■ **Required task**
Reproduce the listing below without any change.

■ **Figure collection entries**

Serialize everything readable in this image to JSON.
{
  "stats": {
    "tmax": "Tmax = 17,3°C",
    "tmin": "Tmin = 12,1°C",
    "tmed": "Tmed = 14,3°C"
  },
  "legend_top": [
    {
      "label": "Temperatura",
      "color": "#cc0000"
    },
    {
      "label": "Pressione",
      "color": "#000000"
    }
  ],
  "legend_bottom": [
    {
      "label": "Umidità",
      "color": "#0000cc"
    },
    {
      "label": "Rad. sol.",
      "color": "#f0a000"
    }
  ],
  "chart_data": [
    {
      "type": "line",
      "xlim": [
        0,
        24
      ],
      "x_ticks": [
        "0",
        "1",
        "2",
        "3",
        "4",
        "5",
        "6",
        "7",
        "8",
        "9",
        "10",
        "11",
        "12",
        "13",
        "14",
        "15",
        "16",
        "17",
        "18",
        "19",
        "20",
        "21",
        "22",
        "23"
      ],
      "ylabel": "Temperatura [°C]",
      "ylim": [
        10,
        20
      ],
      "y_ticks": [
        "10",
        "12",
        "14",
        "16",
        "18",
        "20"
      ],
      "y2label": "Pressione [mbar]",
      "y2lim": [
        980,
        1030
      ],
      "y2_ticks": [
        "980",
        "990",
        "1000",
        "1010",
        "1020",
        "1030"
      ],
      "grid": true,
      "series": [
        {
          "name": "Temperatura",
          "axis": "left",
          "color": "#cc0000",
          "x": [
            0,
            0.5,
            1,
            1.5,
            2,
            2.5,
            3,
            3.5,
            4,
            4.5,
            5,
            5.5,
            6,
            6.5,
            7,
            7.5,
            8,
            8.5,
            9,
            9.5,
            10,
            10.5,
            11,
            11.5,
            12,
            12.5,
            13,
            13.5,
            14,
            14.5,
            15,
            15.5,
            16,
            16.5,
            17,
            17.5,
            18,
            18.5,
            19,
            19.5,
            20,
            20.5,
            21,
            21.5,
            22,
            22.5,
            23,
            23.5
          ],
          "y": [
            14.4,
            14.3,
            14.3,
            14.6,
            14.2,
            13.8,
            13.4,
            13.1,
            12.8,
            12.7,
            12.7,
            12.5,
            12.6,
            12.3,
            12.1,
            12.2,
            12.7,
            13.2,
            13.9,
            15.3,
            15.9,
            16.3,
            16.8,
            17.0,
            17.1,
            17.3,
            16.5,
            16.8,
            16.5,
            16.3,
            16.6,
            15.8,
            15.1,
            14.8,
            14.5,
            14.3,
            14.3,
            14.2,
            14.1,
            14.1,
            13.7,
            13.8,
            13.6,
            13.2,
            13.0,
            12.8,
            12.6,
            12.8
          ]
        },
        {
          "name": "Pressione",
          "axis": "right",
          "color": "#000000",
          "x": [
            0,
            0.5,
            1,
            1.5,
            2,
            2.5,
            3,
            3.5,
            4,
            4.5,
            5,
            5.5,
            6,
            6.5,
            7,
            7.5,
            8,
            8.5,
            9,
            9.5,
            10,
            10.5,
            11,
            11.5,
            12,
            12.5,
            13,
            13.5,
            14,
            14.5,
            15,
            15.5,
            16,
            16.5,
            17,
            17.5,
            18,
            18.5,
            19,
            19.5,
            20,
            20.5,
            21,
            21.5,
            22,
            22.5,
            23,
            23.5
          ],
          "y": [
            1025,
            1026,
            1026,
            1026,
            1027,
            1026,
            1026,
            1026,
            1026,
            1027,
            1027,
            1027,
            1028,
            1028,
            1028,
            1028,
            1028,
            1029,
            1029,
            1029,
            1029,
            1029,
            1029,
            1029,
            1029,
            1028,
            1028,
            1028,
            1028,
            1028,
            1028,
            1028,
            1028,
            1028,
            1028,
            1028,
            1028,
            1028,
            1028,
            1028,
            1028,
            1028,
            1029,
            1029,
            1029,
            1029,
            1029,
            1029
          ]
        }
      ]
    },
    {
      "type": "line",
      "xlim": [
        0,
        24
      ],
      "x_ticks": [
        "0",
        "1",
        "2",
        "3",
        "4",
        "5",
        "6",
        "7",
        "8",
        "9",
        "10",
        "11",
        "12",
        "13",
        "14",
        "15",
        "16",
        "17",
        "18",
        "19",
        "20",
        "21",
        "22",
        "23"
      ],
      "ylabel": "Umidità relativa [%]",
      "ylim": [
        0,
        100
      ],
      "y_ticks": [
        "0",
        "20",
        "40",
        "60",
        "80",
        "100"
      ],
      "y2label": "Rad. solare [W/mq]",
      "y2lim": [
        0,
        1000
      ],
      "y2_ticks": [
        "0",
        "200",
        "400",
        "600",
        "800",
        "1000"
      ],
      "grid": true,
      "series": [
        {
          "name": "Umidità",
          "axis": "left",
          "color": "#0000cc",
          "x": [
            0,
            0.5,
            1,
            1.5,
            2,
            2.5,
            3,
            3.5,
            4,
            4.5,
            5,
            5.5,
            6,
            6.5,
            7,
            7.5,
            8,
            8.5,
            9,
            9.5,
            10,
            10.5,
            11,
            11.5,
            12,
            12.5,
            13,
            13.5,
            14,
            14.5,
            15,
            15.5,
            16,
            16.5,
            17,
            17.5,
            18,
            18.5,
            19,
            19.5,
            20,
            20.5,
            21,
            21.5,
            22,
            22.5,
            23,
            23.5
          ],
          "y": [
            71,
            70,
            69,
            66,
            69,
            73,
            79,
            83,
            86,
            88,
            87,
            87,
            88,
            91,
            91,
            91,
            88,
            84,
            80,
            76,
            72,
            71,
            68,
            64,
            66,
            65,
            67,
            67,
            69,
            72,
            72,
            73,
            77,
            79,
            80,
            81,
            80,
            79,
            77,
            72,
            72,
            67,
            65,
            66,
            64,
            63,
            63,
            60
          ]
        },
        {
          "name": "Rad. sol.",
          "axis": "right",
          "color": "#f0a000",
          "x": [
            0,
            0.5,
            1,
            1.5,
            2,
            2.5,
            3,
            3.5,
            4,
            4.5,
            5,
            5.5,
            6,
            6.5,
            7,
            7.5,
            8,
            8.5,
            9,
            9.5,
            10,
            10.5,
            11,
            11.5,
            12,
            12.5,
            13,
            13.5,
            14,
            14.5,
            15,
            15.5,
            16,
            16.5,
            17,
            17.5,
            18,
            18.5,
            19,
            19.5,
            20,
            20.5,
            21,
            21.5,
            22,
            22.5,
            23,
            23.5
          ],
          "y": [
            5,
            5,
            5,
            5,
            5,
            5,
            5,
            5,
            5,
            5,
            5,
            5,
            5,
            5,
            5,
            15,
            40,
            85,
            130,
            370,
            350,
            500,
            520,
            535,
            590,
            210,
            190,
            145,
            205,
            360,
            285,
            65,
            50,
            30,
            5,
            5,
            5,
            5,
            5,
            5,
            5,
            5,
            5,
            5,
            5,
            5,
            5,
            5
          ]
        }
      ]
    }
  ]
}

■ **Solution to the problem**
Serialize everything readable in this image to JSON.
{
  "stats": {
    "tmax": "Tmax = 17,3°C",
    "tmin": "Tmin = 12,1°C",
    "tmed": "Tmed = 14,3°C"
  },
  "legend_top": [
    {
      "label": "Temperatura",
      "color": "#cc0000"
    },
    {
      "label": "Pressione",
      "color": "#000000"
    }
  ],
  "legend_bottom": [
    {
      "label": "Umidità",
      "color": "#0000cc"
    },
    {
      "label": "Rad. sol.",
      "color": "#f0a000"
    }
  ],
  "chart_data": [
    {
      "type": "line",
      "xlim": [
        0,
        24
      ],
      "x_ticks": [
        "0",
        "1",
        "2",
        "3",
        "4",
        "5",
        "6",
        "7",
        "8",
        "9",
        "10",
        "11",
        "12",
        "13",
        "14",
        "15",
        "16",
        "17",
        "18",
        "19",
        "20",
        "21",
        "22",
        "23"
      ],
      "ylabel": "Temperatura [°C]",
      "ylim": [
        10,
        20
      ],
      "y_ticks": [
        "10",
        "12",
        "14",
        "16",
        "18",
        "20"
      ],
      "y2label": "Pressione [mbar]",
      "y2lim": [
        980,
        1030
      ],
      "y2_ticks": [
        "980",
        "990",
        "1000",
        "1010",
        "1020",
        "1030"
      ],
      "grid": true,
      "series": [
        {
          "name": "Temperatura",
          "axis": "left",
          "color": "#cc0000",
          "x": [
            0,
            0.5,
            1,
            1.5,
            2,
            2.5,
            3,
            3.5,
            4,
            4.5,
            5,
            5.5,
            6,
            6.5,
            7,
            7.5,
            8,
            8.5,
            9,
            9.5,
            10,
            10.5,
            11,
            11.5,
            12,
            12.5,
            13,
            13.5,
            14,
            14.5,
            15,
            15.5,
            16,
            16.5,
            17,
            17.5,
            18,
            18.5,
            19,
            19.5,
            20,
            20.5,
            21,
            21.5,
            22,
            22.5,
            23,
            23.5
          ],
          "y": [
            14.4,
            14.3,
            14.3,
            14.6,
            14.2,
            13.8,
            13.4,
            13.1,
            12.8,
            12.7,
            12.7,
            12.5,
            12.6,
            12.3,
            12.1,
            12.2,
            12.7,
            13.2,
            13.9,
            15.3,
            15.9,
            16.3,
            16.8,
            17.0,
            17.1,
            17.3,
            16.5,
            16.8,
            16.5,
            16.3,
            16.6,
            15.8,
            15.1,
            14.8,
            14.5,
            14.3,
            14.3,
            14.2,
            14.1,
            14.1,
            13.7,
            13.8,
            13.6,
            13.2,
            13.0,
            12.8,
            12.6,
            12.8
          ]
        },
        {
          "name": "Pressione",
          "axis": "right",
          "color": "#000000",
          "x": [
            0,
            0.5,
            1,
            1.5,
            2,
            2.5,
            3,
            3.5,
            4,
            4.5,
            5,
            5.5,
            6,
            6.5,
            7,
            7.5,
            8,
            8.5,
            9,
            9.5,
            10,
            10.5,
            11,
            11.5,
            12,
            12.5,
            13,
            13.5,
            14,
            14.5,
            15,
            15.5,
            16,
            16.5,
            17,
            17.5,
            18,
            18.5,
            19,
            19.5,
            20,
            20.5,
            21,
            21.5,
            22,
            22.5,
            23,
            23.5
          ],
          "y": [
            1025,
            1026,
            1026,
            1026,
            1027,
            1026,
            1026,
            1026,
            1026,
            1027,
            1027,
            1027,
            1028,
            1028,
            1028,
            1028,
            1028,
            1029,
            1029,
            1029,
            1029,
            1029,
            1029,
            1029,
            1029,
            1028,
            1028,
            1028,
            1028,
            1028,
            1028,
            1028,
            1028,
            1028,
            1028,
            1028,
            1028,
            1028,
            1028,
            1028,
            1028,
            1028,
            1029,
            1029,
            1029,
            1029,
            1029,
            1029
          ]
        }
      ]
    },
    {
      "type": "line",
      "xlim": [
        0,
        24
      ],
      "x_ticks": [
        "0",
        "1",
        "2",
        "3",
        "4",
        "5",
        "6",
        "7",
        "8",
        "9",
        "10",
        "11",
        "12",
        "13",
        "14",
        "15",
        "16",
        "17",
        "18",
        "19",
        "20",
        "21",
        "22",
        "23"
      ],
      "ylabel": "Umidità relativa [%]",
      "ylim": [
        0,
        100
      ],
      "y_ticks": [
        "0",
        "20",
        "40",
        "60",
        "80",
        "100"
      ],
      "y2label": "Rad. solare [W/mq]",
      "y2lim": [
        0,
        1000
      ],
      "y2_ticks": [
        "0",
        "200",
        "400",
        "600",
        "800",
        "1000"
      ],
      "grid": true,
      "series": [
        {
          "name": "Umidità",
          "axis": "left",
          "color": "#0000cc",
          "x": [
            0,
            0.5,
            1,
            1.5,
            2,
            2.5,
            3,
            3.5,
            4,
            4.5,
            5,
            5.5,
            6,
            6.5,
            7,
            7.5,
            8,
            8.5,
            9,
            9.5,
            10,
            10.5,
            11,
            11.5,
            12,
            12.5,
            13,
            13.5,
            14,
            14.5,
            15,
            15.5,
            16,
            16.5,
            17,
            17.5,
            18,
            18.5,
            19,
            19.5,
            20,
            20.5,
            21,
            21.5,
            22,
            22.5,
            23,
            23.5
          ],
          "y": [
            71,
            70,
            69,
            66,
            69,
            73,
            79,
            83,
            86,
            88,
            87,
            87,
            88,
            91,
            91,
            91,
            88,
            84,
            80,
            76,
            72,
            71,
            68,
            64,
            66,
            65,
            67,
            67,
            69,
            72,
            72,
            73,
            77,
            79,
            80,
            81,
            80,
            79,
            77,
            72,
            72,
            67,
            65,
            66,
            64,
            63,
            63,
            60
          ]
        },
        {
          "name": "Rad. sol.",
          "axis": "right",
          "color": "#f0a000",
          "x": [
            0,
            0.5,
            1,
            1.5,
            2,
            2.5,
            3,
            3.5,
            4,
            4.5,
            5,
            5.5,
            6,
            6.5,
            7,
            7.5,
            8,
            8.5,
            9,
            9.5,
            10,
            10.5,
            11,
            11.5,
            12,
            12.5,
            13,
            13.5,
            14,
            14.5,
            15,
            15.5,
            16,
            16.5,
            17,
            17.5,
            18,
            18.5,
            19,
            19.5,
            20,
            20.5,
            21,
            21.5,
            22,
            22.5,
            23,
            23.5
          ],
          "y": [
            5,
            5,
            5,
            5,
            5,
            5,
            5,
            5,
            5,
            5,
            5,
            5,
            5,
            5,
            5,
            15,
            40,
            85,
            130,
            370,
            350,
            500,
            520,
            535,
            590,
            210,
            190,
            145,
            205,
            360,
            285,
            65,
            50,
            30,
            5,
            5,
            5,
            5,
            5,
            5,
            5,
            5,
            5,
            5,
            5,
            5,
            5,
            5
          ]
        }
      ]
    }
  ]
}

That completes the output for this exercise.